>> begin INPUT DATA

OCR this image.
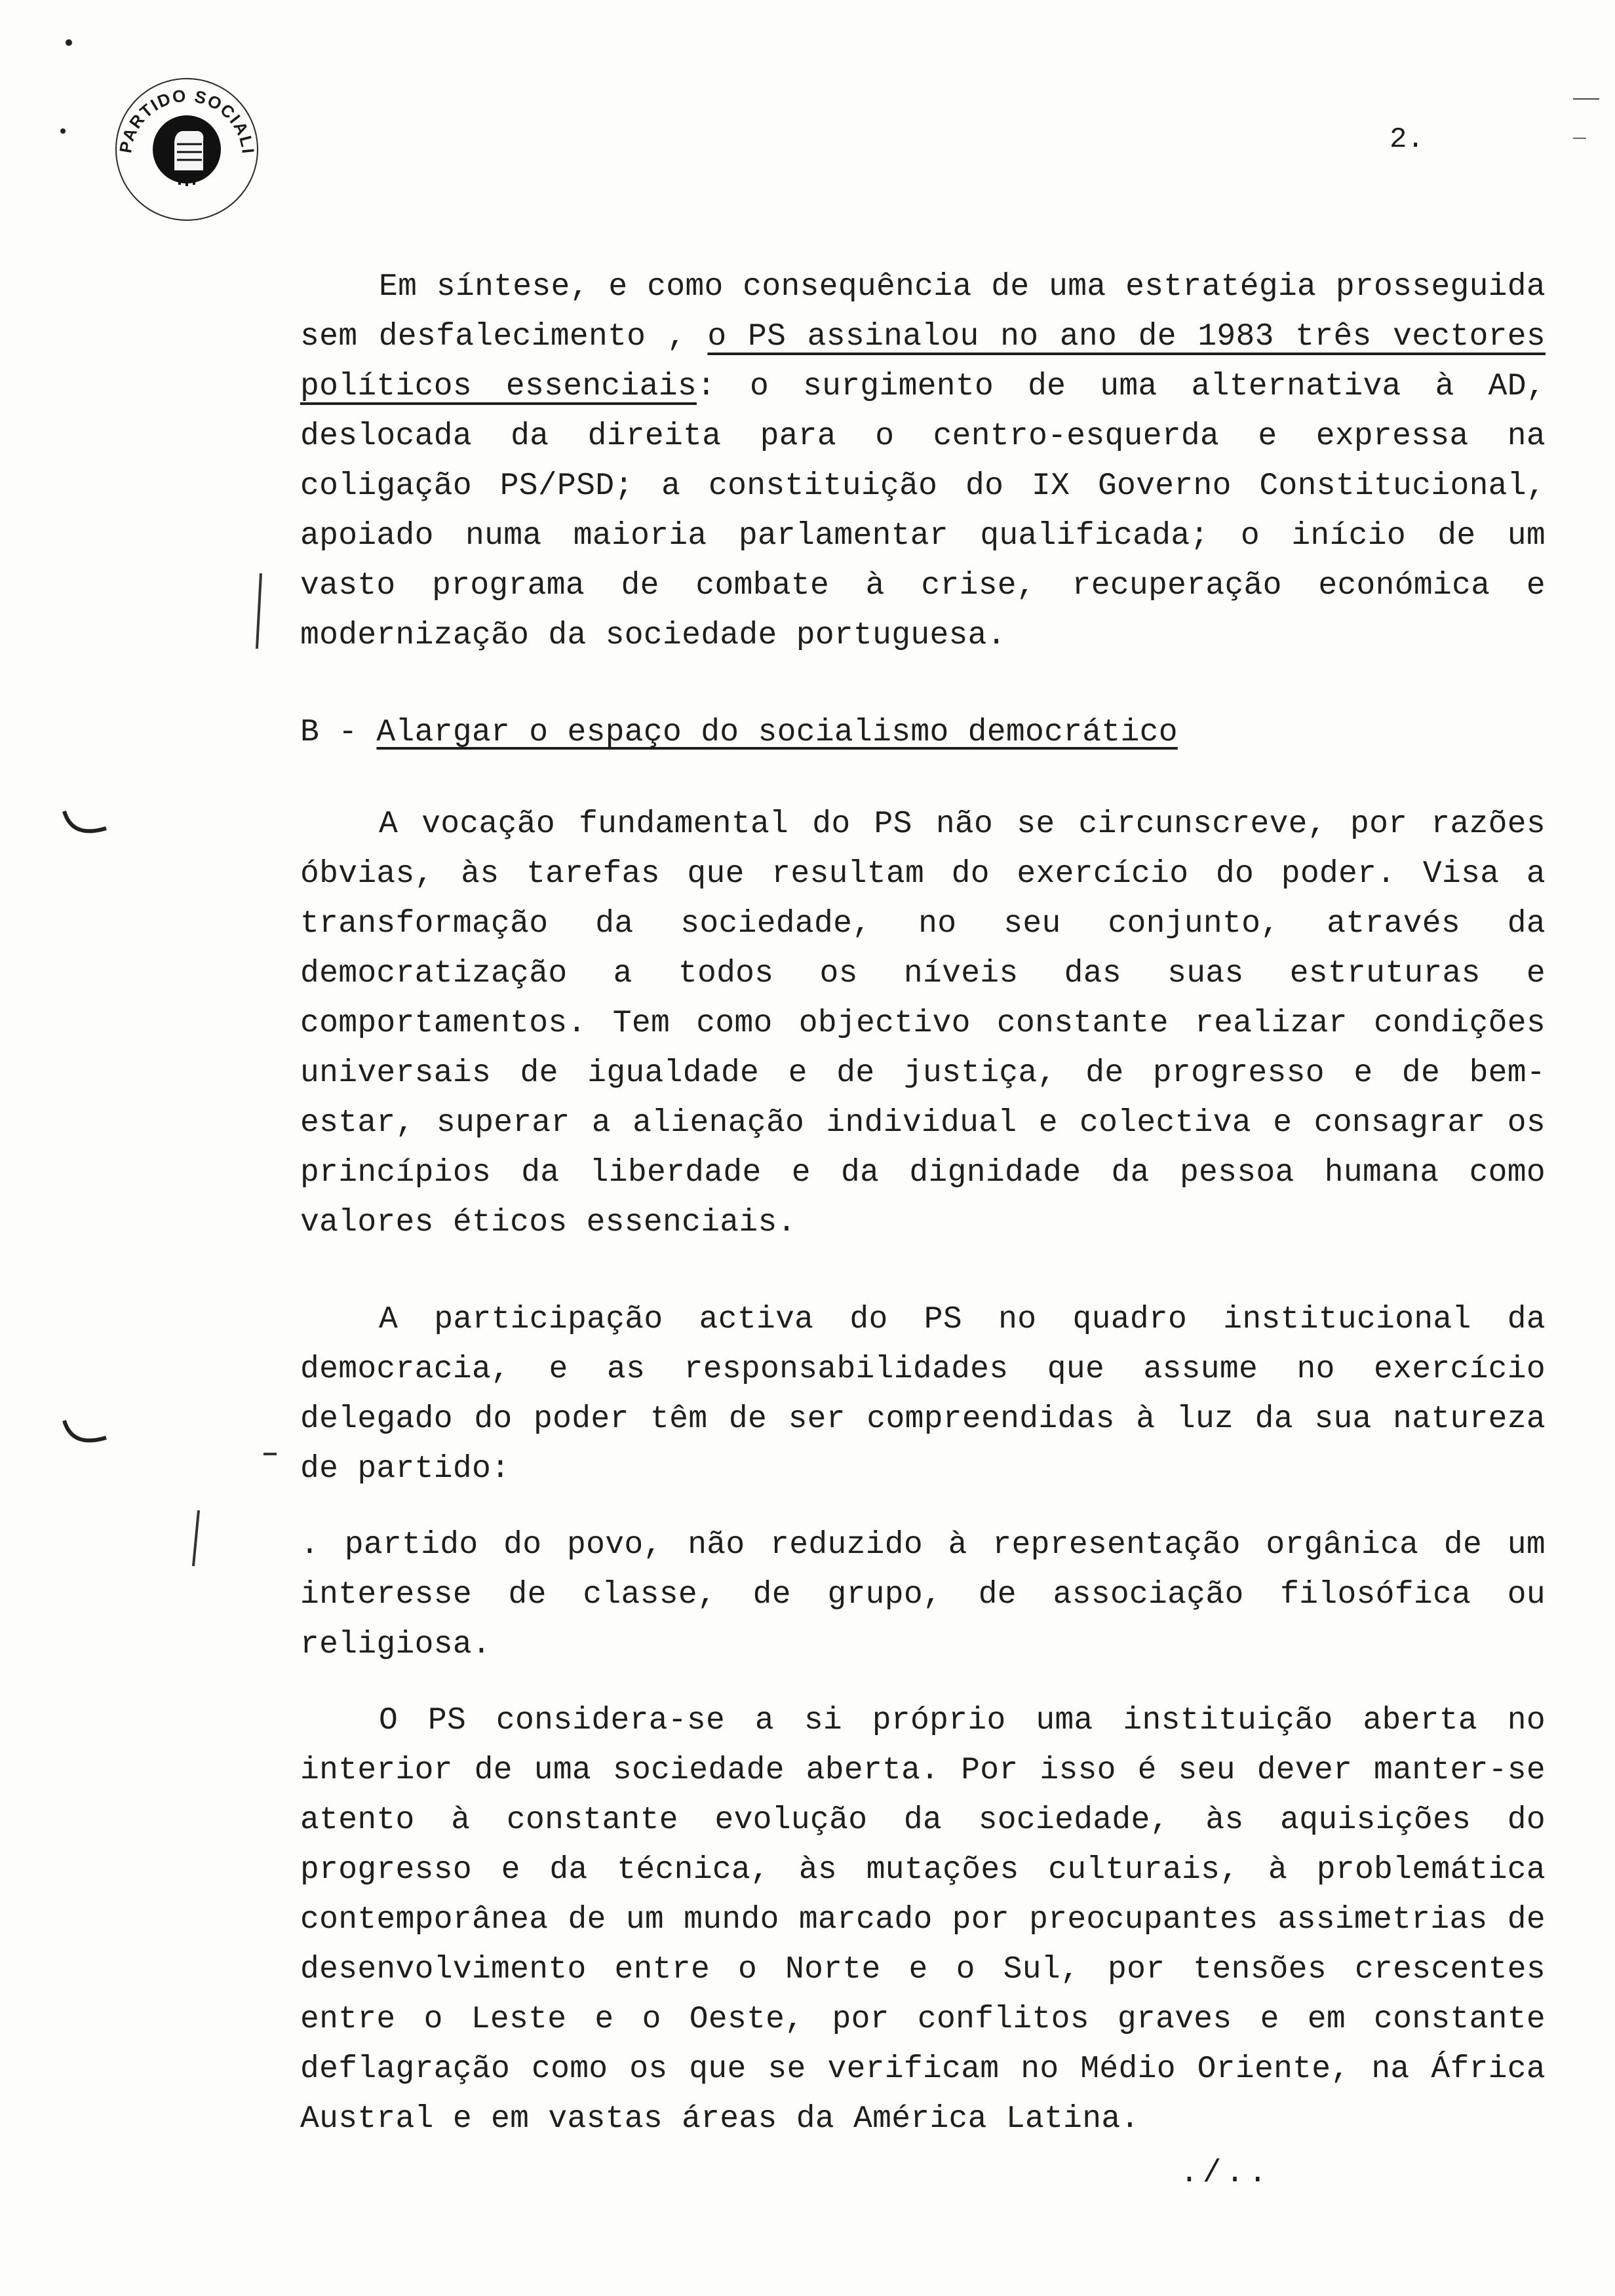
PARTIDO SOCIALI	2.

Em síntese, e como consequência de uma estratégia prosseguida sem desfalecimento , o PS assinalou no ano de 1983 três vectores políticos essenciais: o surgimento de uma alternativa à AD, deslocada da direita para o centro-esquerda e expressa na coligação PS/PSD; a constituição do IX Governo Constitucional, apoiado numa maioria parlamentar qualificada; o início de um vasto programa de combate à crise, recuperação económica e modernização da sociedade portuguesa.

B - Alargar o espaço do socialismo democrático

A vocação fundamental do PS não se circunscreve, por razões óbvias, às tarefas que resultam do exercício do poder. Visa a transformação da sociedade, no seu conjunto, através da democratização a todos os níveis das suas estruturas e comportamentos. Tem como objectivo constante realizar condições universais de igualdade e de justiça, de progresso e de bem-estar, superar a alienação individual e colectiva e consagrar os princípios da liberdade e da dignidade da pessoa humana como valores éticos essenciais.

A participação activa do PS no quadro institucional da democracia, e as responsabilidades que assume no exercício delegado do poder têm de ser compreendidas à luz da sua natureza de partido:

. partido do povo, não reduzido à representação orgânica de um interesse de classe, de grupo, de associação filosófica ou religiosa.

O PS considera-se a si próprio uma instituição aberta no interior de uma sociedade aberta. Por isso é seu dever manter-se atento à constante evolução da sociedade, às aquisições do progresso e da técnica, às mutações culturais, à problemática contemporânea de um mundo marcado por preocupantes assimetrias de desenvolvimento entre o Norte e o Sul, por tensões crescentes entre o Leste e o Oeste, por conflitos graves e em constante deflagração como os que se verificam no Médio Oriente, na África Austral e em vastas áreas da América Latina.

./..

>> end INPUT DATA

Pictures stay out of the copy; please restate every record above exactly.

> SOLUTION TO THE EXERCISE:
OCR this image.
PARTIDO SOCIALI	2.

Em síntese, e como consequência de uma estratégia prosseguida sem desfalecimento , o PS assinalou no ano de 1983 três vectores políticos essenciais: o surgimento de uma alternativa à AD, deslocada da direita para o centro-esquerda e expressa na coligação PS/PSD; a constituição do IX Governo Constitucional, apoiado numa maioria parlamentar qualificada; o início de um vasto programa de combate à crise, recuperação económica e modernização da sociedade portuguesa.

B - Alargar o espaço do socialismo democrático

A vocação fundamental do PS não se circunscreve, por razões óbvias, às tarefas que resultam do exercício do poder. Visa a transformação da sociedade, no seu conjunto, através da democratização a todos os níveis das suas estruturas e comportamentos. Tem como objectivo constante realizar condições universais de igualdade e de justiça, de progresso e de bem-estar, superar a alienação individual e colectiva e consagrar os princípios da liberdade e da dignidade da pessoa humana como valores éticos essenciais.

A participação activa do PS no quadro institucional da democracia, e as responsabilidades que assume no exercício delegado do poder têm de ser compreendidas à luz da sua natureza de partido:

. partido do povo, não reduzido à representação orgânica de um interesse de classe, de grupo, de associação filosófica ou religiosa.

O PS considera-se a si próprio uma instituição aberta no interior de uma sociedade aberta. Por isso é seu dever manter-se atento à constante evolução da sociedade, às aquisições do progresso e da técnica, às mutações culturais, à problemática contemporânea de um mundo marcado por preocupantes assimetrias de desenvolvimento entre o Norte e o Sul, por tensões crescentes entre o Leste e o Oeste, por conflitos graves e em constante deflagração como os que se verificam no Médio Oriente, na África Austral e em vastas áreas da América Latina.

./..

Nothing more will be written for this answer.